◆ PROBLEM REQUIREMENTS ◆
Identify the lines containing the word "this". Copy each one.

[Figure content listings]

━━━━━━━━━━━━━━━━━━━━━━━━━━━━━━

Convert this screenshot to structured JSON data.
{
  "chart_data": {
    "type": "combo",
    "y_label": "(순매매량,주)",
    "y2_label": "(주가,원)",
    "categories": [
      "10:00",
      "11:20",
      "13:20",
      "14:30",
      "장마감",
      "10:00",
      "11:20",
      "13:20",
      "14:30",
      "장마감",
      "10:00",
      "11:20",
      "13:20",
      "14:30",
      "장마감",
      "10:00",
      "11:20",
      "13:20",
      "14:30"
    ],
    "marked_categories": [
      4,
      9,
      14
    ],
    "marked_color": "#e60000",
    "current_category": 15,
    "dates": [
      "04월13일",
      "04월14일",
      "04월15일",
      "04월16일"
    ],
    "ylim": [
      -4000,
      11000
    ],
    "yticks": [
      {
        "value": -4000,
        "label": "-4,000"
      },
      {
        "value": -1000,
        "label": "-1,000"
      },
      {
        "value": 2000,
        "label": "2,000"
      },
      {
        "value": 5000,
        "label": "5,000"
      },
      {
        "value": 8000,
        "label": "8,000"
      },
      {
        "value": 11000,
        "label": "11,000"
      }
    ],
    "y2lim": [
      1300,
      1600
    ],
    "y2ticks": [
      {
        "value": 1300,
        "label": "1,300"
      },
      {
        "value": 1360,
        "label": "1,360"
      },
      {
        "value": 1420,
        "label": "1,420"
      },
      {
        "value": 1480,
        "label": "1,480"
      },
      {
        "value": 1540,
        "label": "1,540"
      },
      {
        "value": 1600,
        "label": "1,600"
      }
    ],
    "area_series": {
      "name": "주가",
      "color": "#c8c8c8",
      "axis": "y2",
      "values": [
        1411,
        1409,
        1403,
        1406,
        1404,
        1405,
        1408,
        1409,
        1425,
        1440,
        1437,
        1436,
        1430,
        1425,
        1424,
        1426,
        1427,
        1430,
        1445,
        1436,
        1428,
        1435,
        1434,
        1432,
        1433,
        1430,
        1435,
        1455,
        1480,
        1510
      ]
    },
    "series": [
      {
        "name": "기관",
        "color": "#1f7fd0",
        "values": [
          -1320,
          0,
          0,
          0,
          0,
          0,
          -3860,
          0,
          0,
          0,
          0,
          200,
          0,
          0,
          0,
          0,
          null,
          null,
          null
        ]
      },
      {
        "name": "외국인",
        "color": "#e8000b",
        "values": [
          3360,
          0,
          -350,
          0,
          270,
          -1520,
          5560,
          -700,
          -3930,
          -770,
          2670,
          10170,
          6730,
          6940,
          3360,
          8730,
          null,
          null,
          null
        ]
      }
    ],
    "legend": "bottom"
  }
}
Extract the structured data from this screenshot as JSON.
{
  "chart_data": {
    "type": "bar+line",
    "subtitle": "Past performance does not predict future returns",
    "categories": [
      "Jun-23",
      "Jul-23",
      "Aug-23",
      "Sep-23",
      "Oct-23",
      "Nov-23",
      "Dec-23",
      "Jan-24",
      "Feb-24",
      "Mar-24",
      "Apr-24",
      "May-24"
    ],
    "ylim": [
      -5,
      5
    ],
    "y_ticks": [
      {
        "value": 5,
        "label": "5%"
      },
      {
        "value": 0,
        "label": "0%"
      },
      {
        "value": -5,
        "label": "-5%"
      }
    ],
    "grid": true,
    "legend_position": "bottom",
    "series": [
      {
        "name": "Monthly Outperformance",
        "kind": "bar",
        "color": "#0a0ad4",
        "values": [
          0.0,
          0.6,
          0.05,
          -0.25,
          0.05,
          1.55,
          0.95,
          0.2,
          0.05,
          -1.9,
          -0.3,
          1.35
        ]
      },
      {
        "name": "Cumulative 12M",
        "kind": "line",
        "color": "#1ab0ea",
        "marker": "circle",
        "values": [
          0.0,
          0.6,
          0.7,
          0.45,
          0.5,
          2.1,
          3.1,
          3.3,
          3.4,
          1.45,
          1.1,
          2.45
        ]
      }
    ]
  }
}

━━━━━━━━━━━━━━━━━━━━━━━━━━━━━━

◆ EXPECTED ANSWER ◆
Convert this screenshot to structured JSON data.
Extract the structured data from this screenshot as JSON.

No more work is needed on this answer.